Restate each of the lines below word for word and drop every picture.

___ Stored rows

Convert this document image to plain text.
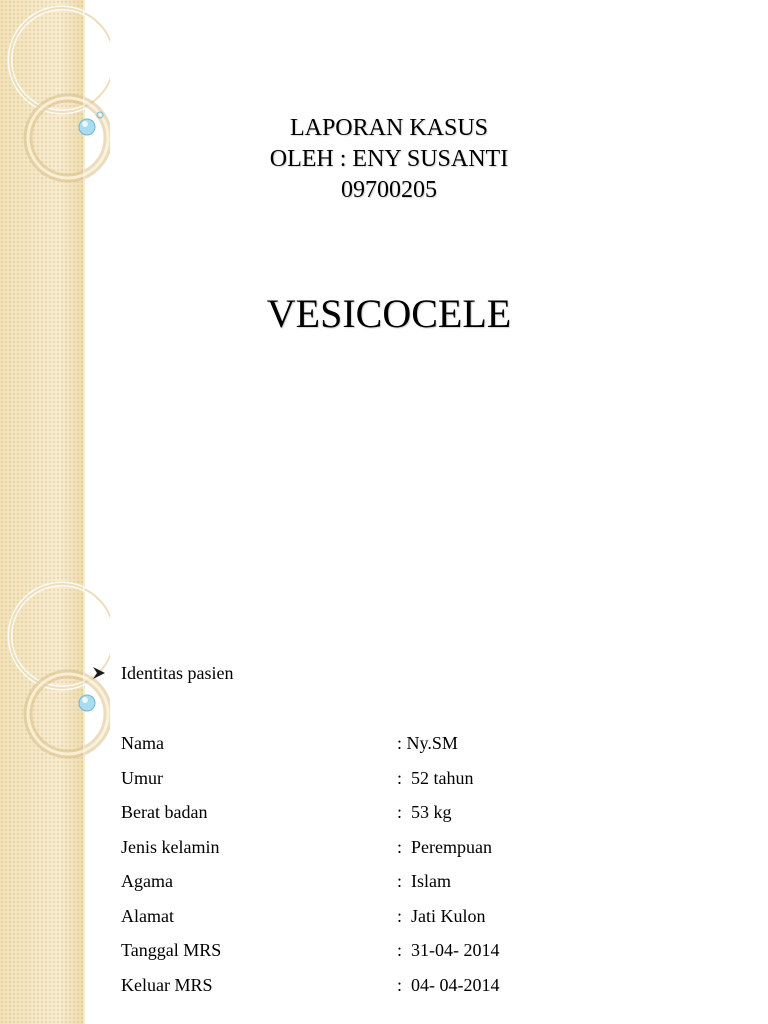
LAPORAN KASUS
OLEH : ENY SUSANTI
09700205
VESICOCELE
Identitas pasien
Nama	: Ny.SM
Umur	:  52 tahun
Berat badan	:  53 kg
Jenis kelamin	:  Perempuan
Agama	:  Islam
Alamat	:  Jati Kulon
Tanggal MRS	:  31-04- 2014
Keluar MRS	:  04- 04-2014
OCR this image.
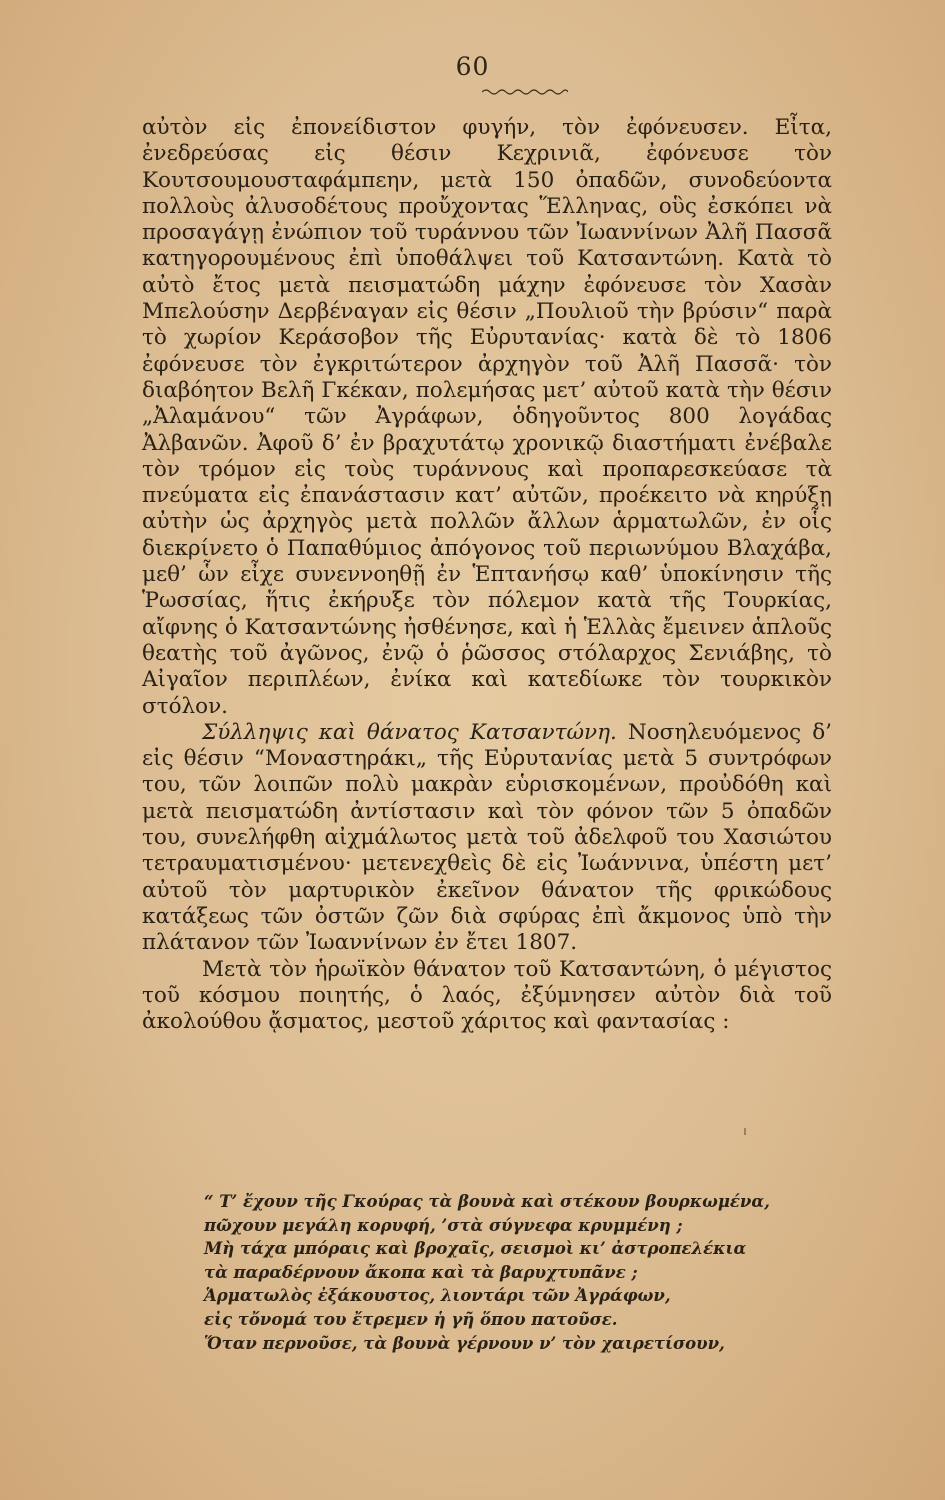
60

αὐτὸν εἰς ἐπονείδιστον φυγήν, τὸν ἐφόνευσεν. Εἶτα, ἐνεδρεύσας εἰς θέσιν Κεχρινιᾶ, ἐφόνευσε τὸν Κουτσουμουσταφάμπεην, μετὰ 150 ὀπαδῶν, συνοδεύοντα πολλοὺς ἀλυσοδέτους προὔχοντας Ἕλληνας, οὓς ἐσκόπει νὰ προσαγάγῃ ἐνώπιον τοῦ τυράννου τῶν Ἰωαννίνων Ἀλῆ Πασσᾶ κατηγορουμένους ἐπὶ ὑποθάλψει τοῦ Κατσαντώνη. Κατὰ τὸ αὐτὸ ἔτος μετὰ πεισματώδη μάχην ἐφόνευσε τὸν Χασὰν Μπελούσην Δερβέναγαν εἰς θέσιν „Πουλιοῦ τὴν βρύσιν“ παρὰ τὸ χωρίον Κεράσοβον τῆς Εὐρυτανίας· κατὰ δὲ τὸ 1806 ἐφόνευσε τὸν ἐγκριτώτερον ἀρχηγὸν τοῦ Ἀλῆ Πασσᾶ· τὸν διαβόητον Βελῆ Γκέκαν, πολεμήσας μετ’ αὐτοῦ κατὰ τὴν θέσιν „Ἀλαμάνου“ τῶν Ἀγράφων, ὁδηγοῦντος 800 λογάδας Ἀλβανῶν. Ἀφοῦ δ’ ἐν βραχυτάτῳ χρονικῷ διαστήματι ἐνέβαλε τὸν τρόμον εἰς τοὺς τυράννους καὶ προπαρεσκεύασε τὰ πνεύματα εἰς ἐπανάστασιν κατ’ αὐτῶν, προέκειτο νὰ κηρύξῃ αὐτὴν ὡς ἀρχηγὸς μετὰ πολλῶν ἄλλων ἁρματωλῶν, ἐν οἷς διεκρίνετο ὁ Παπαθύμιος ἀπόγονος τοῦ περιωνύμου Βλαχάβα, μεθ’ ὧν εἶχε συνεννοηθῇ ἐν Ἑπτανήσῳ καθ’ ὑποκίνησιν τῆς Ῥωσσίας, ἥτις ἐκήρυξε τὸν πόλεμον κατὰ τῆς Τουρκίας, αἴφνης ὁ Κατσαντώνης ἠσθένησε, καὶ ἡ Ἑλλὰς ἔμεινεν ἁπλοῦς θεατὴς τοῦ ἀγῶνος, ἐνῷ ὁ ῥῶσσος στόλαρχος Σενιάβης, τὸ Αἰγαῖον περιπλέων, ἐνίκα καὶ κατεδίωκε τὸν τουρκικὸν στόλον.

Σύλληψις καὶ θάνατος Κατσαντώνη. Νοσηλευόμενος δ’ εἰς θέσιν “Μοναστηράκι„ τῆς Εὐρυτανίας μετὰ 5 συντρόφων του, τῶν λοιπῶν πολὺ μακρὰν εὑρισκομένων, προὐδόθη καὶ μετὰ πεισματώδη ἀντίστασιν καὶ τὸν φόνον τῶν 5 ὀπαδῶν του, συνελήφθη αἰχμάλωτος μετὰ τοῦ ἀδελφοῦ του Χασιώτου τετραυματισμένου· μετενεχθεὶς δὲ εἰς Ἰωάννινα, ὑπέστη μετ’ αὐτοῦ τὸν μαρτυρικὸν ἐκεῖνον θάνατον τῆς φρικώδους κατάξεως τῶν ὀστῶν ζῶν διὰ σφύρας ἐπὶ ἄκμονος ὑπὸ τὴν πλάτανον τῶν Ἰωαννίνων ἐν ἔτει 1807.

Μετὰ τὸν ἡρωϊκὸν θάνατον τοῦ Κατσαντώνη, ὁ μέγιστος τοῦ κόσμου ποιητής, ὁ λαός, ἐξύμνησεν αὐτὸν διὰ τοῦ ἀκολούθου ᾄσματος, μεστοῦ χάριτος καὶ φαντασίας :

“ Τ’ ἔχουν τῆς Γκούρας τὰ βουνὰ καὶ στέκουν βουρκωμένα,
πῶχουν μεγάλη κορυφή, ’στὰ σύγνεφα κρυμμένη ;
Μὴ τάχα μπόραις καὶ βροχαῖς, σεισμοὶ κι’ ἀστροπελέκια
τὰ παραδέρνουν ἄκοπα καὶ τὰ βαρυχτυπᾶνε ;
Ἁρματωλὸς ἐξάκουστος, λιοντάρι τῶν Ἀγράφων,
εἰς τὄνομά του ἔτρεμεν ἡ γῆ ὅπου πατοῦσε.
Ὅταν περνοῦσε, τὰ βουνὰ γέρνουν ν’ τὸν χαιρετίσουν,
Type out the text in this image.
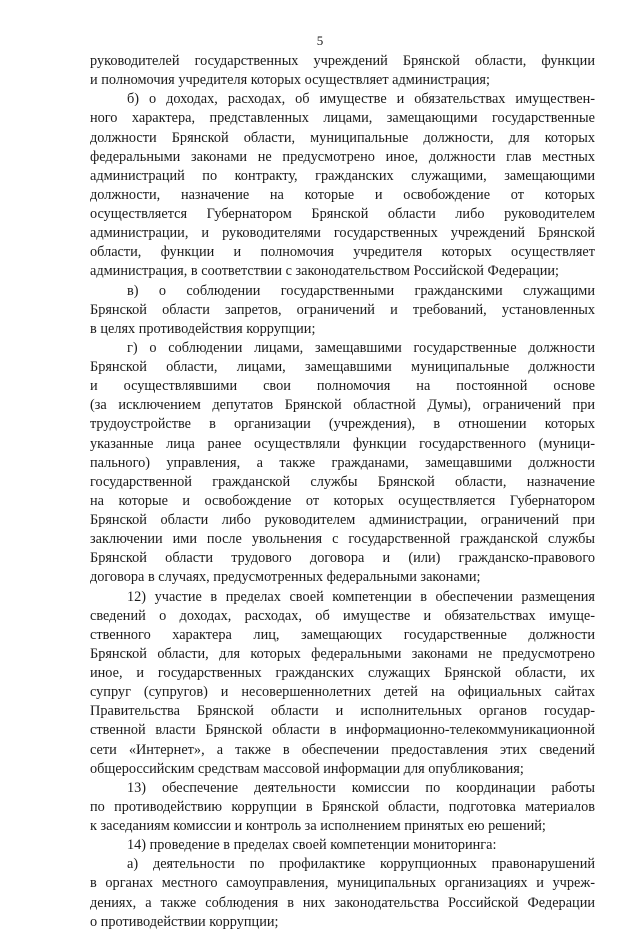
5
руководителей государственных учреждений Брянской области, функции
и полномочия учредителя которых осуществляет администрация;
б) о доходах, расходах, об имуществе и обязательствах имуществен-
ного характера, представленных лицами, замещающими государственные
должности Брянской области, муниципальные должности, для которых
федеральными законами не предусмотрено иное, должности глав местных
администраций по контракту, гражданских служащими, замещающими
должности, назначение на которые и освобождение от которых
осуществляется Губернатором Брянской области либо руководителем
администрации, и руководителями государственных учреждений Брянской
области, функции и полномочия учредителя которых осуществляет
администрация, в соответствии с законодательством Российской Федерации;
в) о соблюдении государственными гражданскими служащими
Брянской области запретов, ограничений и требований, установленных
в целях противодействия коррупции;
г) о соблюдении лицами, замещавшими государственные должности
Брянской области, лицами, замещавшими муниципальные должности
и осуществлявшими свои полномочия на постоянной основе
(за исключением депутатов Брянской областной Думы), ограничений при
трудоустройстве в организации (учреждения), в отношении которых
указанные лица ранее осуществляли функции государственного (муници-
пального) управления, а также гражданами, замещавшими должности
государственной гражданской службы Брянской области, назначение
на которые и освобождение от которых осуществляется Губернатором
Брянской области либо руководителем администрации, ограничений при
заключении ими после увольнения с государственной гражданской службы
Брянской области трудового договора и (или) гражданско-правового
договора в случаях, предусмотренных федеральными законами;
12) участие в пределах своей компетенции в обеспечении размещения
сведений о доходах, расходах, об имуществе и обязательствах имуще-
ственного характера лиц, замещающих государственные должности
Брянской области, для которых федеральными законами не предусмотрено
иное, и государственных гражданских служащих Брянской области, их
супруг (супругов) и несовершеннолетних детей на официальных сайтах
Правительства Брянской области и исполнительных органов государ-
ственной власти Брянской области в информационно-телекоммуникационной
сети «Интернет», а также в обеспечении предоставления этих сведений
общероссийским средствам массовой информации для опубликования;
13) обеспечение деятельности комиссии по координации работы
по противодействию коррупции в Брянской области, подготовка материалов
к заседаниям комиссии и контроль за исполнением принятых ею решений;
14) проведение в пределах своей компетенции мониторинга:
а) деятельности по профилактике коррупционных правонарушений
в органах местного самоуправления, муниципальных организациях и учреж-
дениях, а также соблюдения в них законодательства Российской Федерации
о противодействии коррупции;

______

#### [Answer to this task]
Convert this document image to plain text.
LAPORAN KASUS
OLEH : ENY SUSANTI
09700205
VESICOCELE
Identitas pasien
Nama	: Ny.SM
Umur	:  52 tahun
Berat badan	:  53 kg
Jenis kelamin	:  Perempuan
Agama	:  Islam
Alamat	:  Jati Kulon
Tanggal MRS	:  31-04- 2014
Keluar MRS	:  04- 04-2014
OCR this image.
60

αὐτὸν εἰς ἐπονείδιστον φυγήν, τὸν ἐφόνευσεν. Εἶτα, ἐνεδρεύσας εἰς θέσιν Κεχρινιᾶ, ἐφόνευσε τὸν Κουτσουμουσταφάμπεην, μετὰ 150 ὀπαδῶν, συνοδεύοντα πολλοὺς ἀλυσοδέτους προὔχοντας Ἕλληνας, οὓς ἐσκόπει νὰ προσαγάγῃ ἐνώπιον τοῦ τυράννου τῶν Ἰωαννίνων Ἀλῆ Πασσᾶ κατηγορουμένους ἐπὶ ὑποθάλψει τοῦ Κατσαντώνη. Κατὰ τὸ αὐτὸ ἔτος μετὰ πεισματώδη μάχην ἐφόνευσε τὸν Χασὰν Μπελούσην Δερβέναγαν εἰς θέσιν „Πουλιοῦ τὴν βρύσιν“ παρὰ τὸ χωρίον Κεράσοβον τῆς Εὐρυτανίας· κατὰ δὲ τὸ 1806 ἐφόνευσε τὸν ἐγκριτώτερον ἀρχηγὸν τοῦ Ἀλῆ Πασσᾶ· τὸν διαβόητον Βελῆ Γκέκαν, πολεμήσας μετ’ αὐτοῦ κατὰ τὴν θέσιν „Ἀλαμάνου“ τῶν Ἀγράφων, ὁδηγοῦντος 800 λογάδας Ἀλβανῶν. Ἀφοῦ δ’ ἐν βραχυτάτῳ χρονικῷ διαστήματι ἐνέβαλε τὸν τρόμον εἰς τοὺς τυράννους καὶ προπαρεσκεύασε τὰ πνεύματα εἰς ἐπανάστασιν κατ’ αὐτῶν, προέκειτο νὰ κηρύξῃ αὐτὴν ὡς ἀρχηγὸς μετὰ πολλῶν ἄλλων ἁρματωλῶν, ἐν οἷς διεκρίνετο ὁ Παπαθύμιος ἀπόγονος τοῦ περιωνύμου Βλαχάβα, μεθ’ ὧν εἶχε συνεννοηθῇ ἐν Ἑπτανήσῳ καθ’ ὑποκίνησιν τῆς Ῥωσσίας, ἥτις ἐκήρυξε τὸν πόλεμον κατὰ τῆς Τουρκίας, αἴφνης ὁ Κατσαντώνης ἠσθένησε, καὶ ἡ Ἑλλὰς ἔμεινεν ἁπλοῦς θεατὴς τοῦ ἀγῶνος, ἐνῷ ὁ ῥῶσσος στόλαρχος Σενιάβης, τὸ Αἰγαῖον περιπλέων, ἐνίκα καὶ κατεδίωκε τὸν τουρκικὸν στόλον.

Σύλληψις καὶ θάνατος Κατσαντώνη. Νοσηλευόμενος δ’ εἰς θέσιν “Μοναστηράκι„ τῆς Εὐρυτανίας μετὰ 5 συντρόφων του, τῶν λοιπῶν πολὺ μακρὰν εὑρισκομένων, προὐδόθη καὶ μετὰ πεισματώδη ἀντίστασιν καὶ τὸν φόνον τῶν 5 ὀπαδῶν του, συνελήφθη αἰχμάλωτος μετὰ τοῦ ἀδελφοῦ του Χασιώτου τετραυματισμένου· μετενεχθεὶς δὲ εἰς Ἰωάννινα, ὑπέστη μετ’ αὐτοῦ τὸν μαρτυρικὸν ἐκεῖνον θάνατον τῆς φρικώδους κατάξεως τῶν ὀστῶν ζῶν διὰ σφύρας ἐπὶ ἄκμονος ὑπὸ τὴν πλάτανον τῶν Ἰωαννίνων ἐν ἔτει 1807.

Μετὰ τὸν ἡρωϊκὸν θάνατον τοῦ Κατσαντώνη, ὁ μέγιστος τοῦ κόσμου ποιητής, ὁ λαός, ἐξύμνησεν αὐτὸν διὰ τοῦ ἀκολούθου ᾄσματος, μεστοῦ χάριτος καὶ φαντασίας :

“ Τ’ ἔχουν τῆς Γκούρας τὰ βουνὰ καὶ στέκουν βουρκωμένα,
πῶχουν μεγάλη κορυφή, ’στὰ σύγνεφα κρυμμένη ;
Μὴ τάχα μπόραις καὶ βροχαῖς, σεισμοὶ κι’ ἀστροπελέκια
τὰ παραδέρνουν ἄκοπα καὶ τὰ βαρυχτυπᾶνε ;
Ἁρματωλὸς ἐξάκουστος, λιοντάρι τῶν Ἀγράφων,
εἰς τὄνομά του ἔτρεμεν ἡ γῆ ὅπου πατοῦσε.
Ὅταν περνοῦσε, τὰ βουνὰ γέρνουν ν’ τὸν χαιρετίσουν,
Type out the text in this image.
5
руководителей государственных учреждений Брянской области, функции
и полномочия учредителя которых осуществляет администрация;
б) о доходах, расходах, об имуществе и обязательствах имуществен-
ного характера, представленных лицами, замещающими государственные
должности Брянской области, муниципальные должности, для которых
федеральными законами не предусмотрено иное, должности глав местных
администраций по контракту, гражданских служащими, замещающими
должности, назначение на которые и освобождение от которых
осуществляется Губернатором Брянской области либо руководителем
администрации, и руководителями государственных учреждений Брянской
области, функции и полномочия учредителя которых осуществляет
администрация, в соответствии с законодательством Российской Федерации;
в) о соблюдении государственными гражданскими служащими
Брянской области запретов, ограничений и требований, установленных
в целях противодействия коррупции;
г) о соблюдении лицами, замещавшими государственные должности
Брянской области, лицами, замещавшими муниципальные должности
и осуществлявшими свои полномочия на постоянной основе
(за исключением депутатов Брянской областной Думы), ограничений при
трудоустройстве в организации (учреждения), в отношении которых
указанные лица ранее осуществляли функции государственного (муници-
пального) управления, а также гражданами, замещавшими должности
государственной гражданской службы Брянской области, назначение
на которые и освобождение от которых осуществляется Губернатором
Брянской области либо руководителем администрации, ограничений при
заключении ими после увольнения с государственной гражданской службы
Брянской области трудового договора и (или) гражданско-правового
договора в случаях, предусмотренных федеральными законами;
12) участие в пределах своей компетенции в обеспечении размещения
сведений о доходах, расходах, об имуществе и обязательствах имуще-
ственного характера лиц, замещающих государственные должности
Брянской области, для которых федеральными законами не предусмотрено
иное, и государственных гражданских служащих Брянской области, их
супруг (супругов) и несовершеннолетних детей на официальных сайтах
Правительства Брянской области и исполнительных органов государ-
ственной власти Брянской области в информационно-телекоммуникационной
сети «Интернет», а также в обеспечении предоставления этих сведений
общероссийским средствам массовой информации для опубликования;
13) обеспечение деятельности комиссии по координации работы
по противодействию коррупции в Брянской области, подготовка материалов
к заседаниям комиссии и контроль за исполнением принятых ею решений;
14) проведение в пределах своей компетенции мониторинга:
а) деятельности по профилактике коррупционных правонарушений
в органах местного самоуправления, муниципальных организациях и учреж-
дениях, а также соблюдения в них законодательства Российской Федерации
о противодействии коррупции;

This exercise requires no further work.